Stored items from a collection

╭──

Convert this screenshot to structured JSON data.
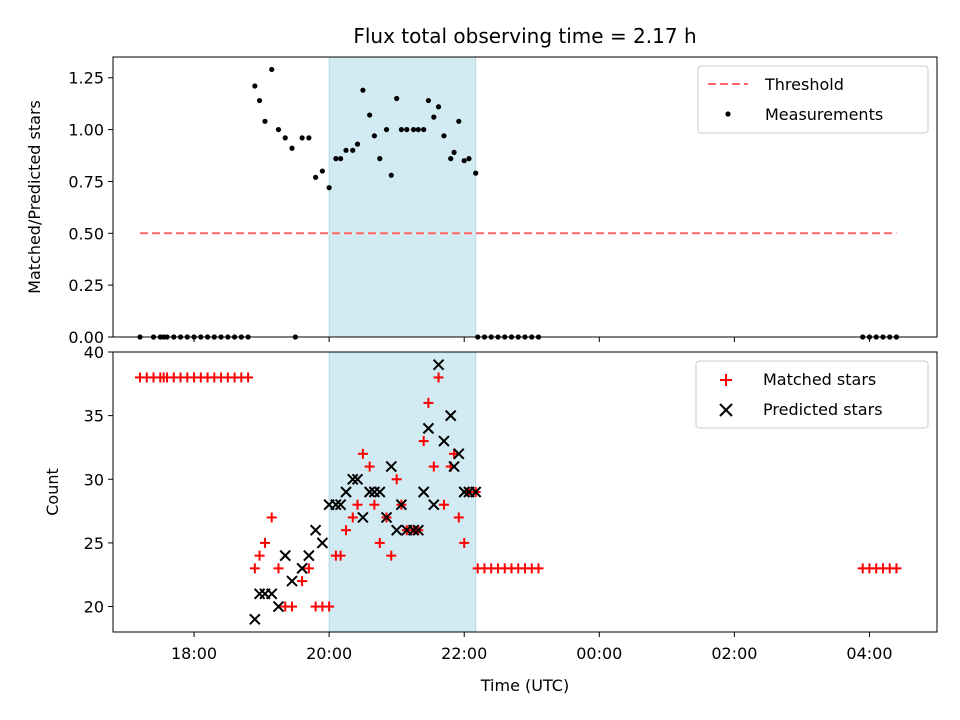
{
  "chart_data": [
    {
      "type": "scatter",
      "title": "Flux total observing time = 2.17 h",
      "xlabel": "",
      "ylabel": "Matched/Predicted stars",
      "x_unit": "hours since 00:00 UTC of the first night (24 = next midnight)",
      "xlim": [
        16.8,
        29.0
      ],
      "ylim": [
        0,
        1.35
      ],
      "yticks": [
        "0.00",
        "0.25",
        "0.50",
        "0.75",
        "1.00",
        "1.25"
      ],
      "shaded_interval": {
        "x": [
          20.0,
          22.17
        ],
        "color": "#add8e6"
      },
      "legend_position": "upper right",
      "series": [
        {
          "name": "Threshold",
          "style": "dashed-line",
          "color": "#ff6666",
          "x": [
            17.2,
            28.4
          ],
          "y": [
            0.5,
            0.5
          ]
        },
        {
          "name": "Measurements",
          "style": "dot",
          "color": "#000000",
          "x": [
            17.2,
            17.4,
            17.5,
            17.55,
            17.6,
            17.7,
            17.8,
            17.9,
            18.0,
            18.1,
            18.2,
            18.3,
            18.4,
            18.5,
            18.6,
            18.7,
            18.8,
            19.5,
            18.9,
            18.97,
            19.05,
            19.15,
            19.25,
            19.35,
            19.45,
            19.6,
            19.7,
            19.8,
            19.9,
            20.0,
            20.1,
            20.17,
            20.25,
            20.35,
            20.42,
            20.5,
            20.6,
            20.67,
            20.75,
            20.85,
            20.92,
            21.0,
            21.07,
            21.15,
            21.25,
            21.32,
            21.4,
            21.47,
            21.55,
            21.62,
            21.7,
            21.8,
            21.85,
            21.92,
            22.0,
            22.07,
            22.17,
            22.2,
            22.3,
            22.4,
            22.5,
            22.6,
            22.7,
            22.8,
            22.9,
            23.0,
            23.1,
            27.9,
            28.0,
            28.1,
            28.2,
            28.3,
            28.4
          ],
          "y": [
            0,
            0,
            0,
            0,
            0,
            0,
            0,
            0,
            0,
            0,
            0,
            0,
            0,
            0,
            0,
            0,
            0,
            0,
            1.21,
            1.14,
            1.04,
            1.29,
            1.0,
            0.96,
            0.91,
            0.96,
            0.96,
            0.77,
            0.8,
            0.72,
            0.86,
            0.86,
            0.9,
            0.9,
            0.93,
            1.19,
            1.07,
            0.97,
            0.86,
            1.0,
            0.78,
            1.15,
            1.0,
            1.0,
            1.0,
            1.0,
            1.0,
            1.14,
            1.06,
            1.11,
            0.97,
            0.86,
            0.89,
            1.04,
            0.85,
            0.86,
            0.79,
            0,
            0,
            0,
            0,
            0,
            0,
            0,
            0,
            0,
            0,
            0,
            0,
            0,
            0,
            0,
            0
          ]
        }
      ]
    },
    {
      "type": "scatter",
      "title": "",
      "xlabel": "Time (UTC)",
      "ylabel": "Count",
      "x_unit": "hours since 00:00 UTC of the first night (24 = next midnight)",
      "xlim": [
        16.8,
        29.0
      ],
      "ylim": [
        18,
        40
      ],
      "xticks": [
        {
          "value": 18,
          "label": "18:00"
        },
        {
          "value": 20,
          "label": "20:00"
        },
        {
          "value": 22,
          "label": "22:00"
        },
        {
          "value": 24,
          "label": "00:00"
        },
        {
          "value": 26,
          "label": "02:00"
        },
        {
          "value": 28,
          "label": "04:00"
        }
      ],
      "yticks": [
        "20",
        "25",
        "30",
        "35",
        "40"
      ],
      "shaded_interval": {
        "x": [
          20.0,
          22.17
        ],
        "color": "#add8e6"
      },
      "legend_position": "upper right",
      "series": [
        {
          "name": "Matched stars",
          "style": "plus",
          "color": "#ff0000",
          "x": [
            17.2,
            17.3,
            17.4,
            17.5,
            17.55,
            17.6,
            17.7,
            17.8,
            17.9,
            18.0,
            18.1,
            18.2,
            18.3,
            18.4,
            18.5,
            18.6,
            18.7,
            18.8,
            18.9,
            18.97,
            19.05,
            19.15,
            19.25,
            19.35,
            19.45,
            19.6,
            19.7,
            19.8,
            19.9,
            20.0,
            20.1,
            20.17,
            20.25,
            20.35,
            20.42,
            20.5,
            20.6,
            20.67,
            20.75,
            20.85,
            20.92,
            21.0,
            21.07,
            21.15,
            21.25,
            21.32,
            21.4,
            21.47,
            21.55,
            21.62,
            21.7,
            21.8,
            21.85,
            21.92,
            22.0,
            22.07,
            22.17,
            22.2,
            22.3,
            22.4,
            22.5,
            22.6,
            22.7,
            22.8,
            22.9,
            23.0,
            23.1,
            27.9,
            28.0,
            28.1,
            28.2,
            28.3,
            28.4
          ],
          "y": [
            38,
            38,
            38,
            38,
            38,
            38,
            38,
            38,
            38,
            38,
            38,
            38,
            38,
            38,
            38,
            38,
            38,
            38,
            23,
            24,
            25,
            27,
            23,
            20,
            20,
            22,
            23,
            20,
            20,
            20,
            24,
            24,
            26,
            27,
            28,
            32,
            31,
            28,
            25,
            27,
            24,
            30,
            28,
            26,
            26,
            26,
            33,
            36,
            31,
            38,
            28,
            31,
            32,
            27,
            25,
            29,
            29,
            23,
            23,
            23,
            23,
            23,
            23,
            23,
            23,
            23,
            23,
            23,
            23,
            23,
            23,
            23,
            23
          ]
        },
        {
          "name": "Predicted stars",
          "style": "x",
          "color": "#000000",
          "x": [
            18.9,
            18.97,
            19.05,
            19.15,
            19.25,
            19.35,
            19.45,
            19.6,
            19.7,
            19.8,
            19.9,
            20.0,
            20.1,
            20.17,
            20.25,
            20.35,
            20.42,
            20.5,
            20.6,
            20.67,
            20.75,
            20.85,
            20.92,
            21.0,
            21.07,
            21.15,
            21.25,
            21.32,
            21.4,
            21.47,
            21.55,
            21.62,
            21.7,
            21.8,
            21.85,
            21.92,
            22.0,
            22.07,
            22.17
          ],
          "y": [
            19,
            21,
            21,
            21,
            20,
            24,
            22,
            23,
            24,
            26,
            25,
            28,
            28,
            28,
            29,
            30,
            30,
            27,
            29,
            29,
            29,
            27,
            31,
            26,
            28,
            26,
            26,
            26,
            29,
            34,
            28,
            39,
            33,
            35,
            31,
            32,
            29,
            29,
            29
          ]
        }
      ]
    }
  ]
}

╰──

AIM
Copy the listing in full and without alteration, omitting every picture.

TASK ANSWER
Convert this screenshot to structured JSON data.
{
  "chart_data": [
    {
      "type": "scatter",
      "title": "Flux total observing time = 2.17 h",
      "xlabel": "",
      "ylabel": "Matched/Predicted stars",
      "x_unit": "hours since 00:00 UTC of the first night (24 = next midnight)",
      "xlim": [
        16.8,
        29.0
      ],
      "ylim": [
        0,
        1.35
      ],
      "yticks": [
        "0.00",
        "0.25",
        "0.50",
        "0.75",
        "1.00",
        "1.25"
      ],
      "shaded_interval": {
        "x": [
          20.0,
          22.17
        ],
        "color": "#add8e6"
      },
      "legend_position": "upper right",
      "series": [
        {
          "name": "Threshold",
          "style": "dashed-line",
          "color": "#ff6666",
          "x": [
            17.2,
            28.4
          ],
          "y": [
            0.5,
            0.5
          ]
        },
        {
          "name": "Measurements",
          "style": "dot",
          "color": "#000000",
          "x": [
            17.2,
            17.4,
            17.5,
            17.55,
            17.6,
            17.7,
            17.8,
            17.9,
            18.0,
            18.1,
            18.2,
            18.3,
            18.4,
            18.5,
            18.6,
            18.7,
            18.8,
            19.5,
            18.9,
            18.97,
            19.05,
            19.15,
            19.25,
            19.35,
            19.45,
            19.6,
            19.7,
            19.8,
            19.9,
            20.0,
            20.1,
            20.17,
            20.25,
            20.35,
            20.42,
            20.5,
            20.6,
            20.67,
            20.75,
            20.85,
            20.92,
            21.0,
            21.07,
            21.15,
            21.25,
            21.32,
            21.4,
            21.47,
            21.55,
            21.62,
            21.7,
            21.8,
            21.85,
            21.92,
            22.0,
            22.07,
            22.17,
            22.2,
            22.3,
            22.4,
            22.5,
            22.6,
            22.7,
            22.8,
            22.9,
            23.0,
            23.1,
            27.9,
            28.0,
            28.1,
            28.2,
            28.3,
            28.4
          ],
          "y": [
            0,
            0,
            0,
            0,
            0,
            0,
            0,
            0,
            0,
            0,
            0,
            0,
            0,
            0,
            0,
            0,
            0,
            0,
            1.21,
            1.14,
            1.04,
            1.29,
            1.0,
            0.96,
            0.91,
            0.96,
            0.96,
            0.77,
            0.8,
            0.72,
            0.86,
            0.86,
            0.9,
            0.9,
            0.93,
            1.19,
            1.07,
            0.97,
            0.86,
            1.0,
            0.78,
            1.15,
            1.0,
            1.0,
            1.0,
            1.0,
            1.0,
            1.14,
            1.06,
            1.11,
            0.97,
            0.86,
            0.89,
            1.04,
            0.85,
            0.86,
            0.79,
            0,
            0,
            0,
            0,
            0,
            0,
            0,
            0,
            0,
            0,
            0,
            0,
            0,
            0,
            0,
            0
          ]
        }
      ]
    },
    {
      "type": "scatter",
      "title": "",
      "xlabel": "Time (UTC)",
      "ylabel": "Count",
      "x_unit": "hours since 00:00 UTC of the first night (24 = next midnight)",
      "xlim": [
        16.8,
        29.0
      ],
      "ylim": [
        18,
        40
      ],
      "xticks": [
        {
          "value": 18,
          "label": "18:00"
        },
        {
          "value": 20,
          "label": "20:00"
        },
        {
          "value": 22,
          "label": "22:00"
        },
        {
          "value": 24,
          "label": "00:00"
        },
        {
          "value": 26,
          "label": "02:00"
        },
        {
          "value": 28,
          "label": "04:00"
        }
      ],
      "yticks": [
        "20",
        "25",
        "30",
        "35",
        "40"
      ],
      "shaded_interval": {
        "x": [
          20.0,
          22.17
        ],
        "color": "#add8e6"
      },
      "legend_position": "upper right",
      "series": [
        {
          "name": "Matched stars",
          "style": "plus",
          "color": "#ff0000",
          "x": [
            17.2,
            17.3,
            17.4,
            17.5,
            17.55,
            17.6,
            17.7,
            17.8,
            17.9,
            18.0,
            18.1,
            18.2,
            18.3,
            18.4,
            18.5,
            18.6,
            18.7,
            18.8,
            18.9,
            18.97,
            19.05,
            19.15,
            19.25,
            19.35,
            19.45,
            19.6,
            19.7,
            19.8,
            19.9,
            20.0,
            20.1,
            20.17,
            20.25,
            20.35,
            20.42,
            20.5,
            20.6,
            20.67,
            20.75,
            20.85,
            20.92,
            21.0,
            21.07,
            21.15,
            21.25,
            21.32,
            21.4,
            21.47,
            21.55,
            21.62,
            21.7,
            21.8,
            21.85,
            21.92,
            22.0,
            22.07,
            22.17,
            22.2,
            22.3,
            22.4,
            22.5,
            22.6,
            22.7,
            22.8,
            22.9,
            23.0,
            23.1,
            27.9,
            28.0,
            28.1,
            28.2,
            28.3,
            28.4
          ],
          "y": [
            38,
            38,
            38,
            38,
            38,
            38,
            38,
            38,
            38,
            38,
            38,
            38,
            38,
            38,
            38,
            38,
            38,
            38,
            23,
            24,
            25,
            27,
            23,
            20,
            20,
            22,
            23,
            20,
            20,
            20,
            24,
            24,
            26,
            27,
            28,
            32,
            31,
            28,
            25,
            27,
            24,
            30,
            28,
            26,
            26,
            26,
            33,
            36,
            31,
            38,
            28,
            31,
            32,
            27,
            25,
            29,
            29,
            23,
            23,
            23,
            23,
            23,
            23,
            23,
            23,
            23,
            23,
            23,
            23,
            23,
            23,
            23,
            23
          ]
        },
        {
          "name": "Predicted stars",
          "style": "x",
          "color": "#000000",
          "x": [
            18.9,
            18.97,
            19.05,
            19.15,
            19.25,
            19.35,
            19.45,
            19.6,
            19.7,
            19.8,
            19.9,
            20.0,
            20.1,
            20.17,
            20.25,
            20.35,
            20.42,
            20.5,
            20.6,
            20.67,
            20.75,
            20.85,
            20.92,
            21.0,
            21.07,
            21.15,
            21.25,
            21.32,
            21.4,
            21.47,
            21.55,
            21.62,
            21.7,
            21.8,
            21.85,
            21.92,
            22.0,
            22.07,
            22.17
          ],
          "y": [
            19,
            21,
            21,
            21,
            20,
            24,
            22,
            23,
            24,
            26,
            25,
            28,
            28,
            28,
            29,
            30,
            30,
            27,
            29,
            29,
            29,
            27,
            31,
            26,
            28,
            26,
            26,
            26,
            29,
            34,
            28,
            39,
            33,
            35,
            31,
            32,
            29,
            29,
            29
          ]
        }
      ]
    }
  ]
}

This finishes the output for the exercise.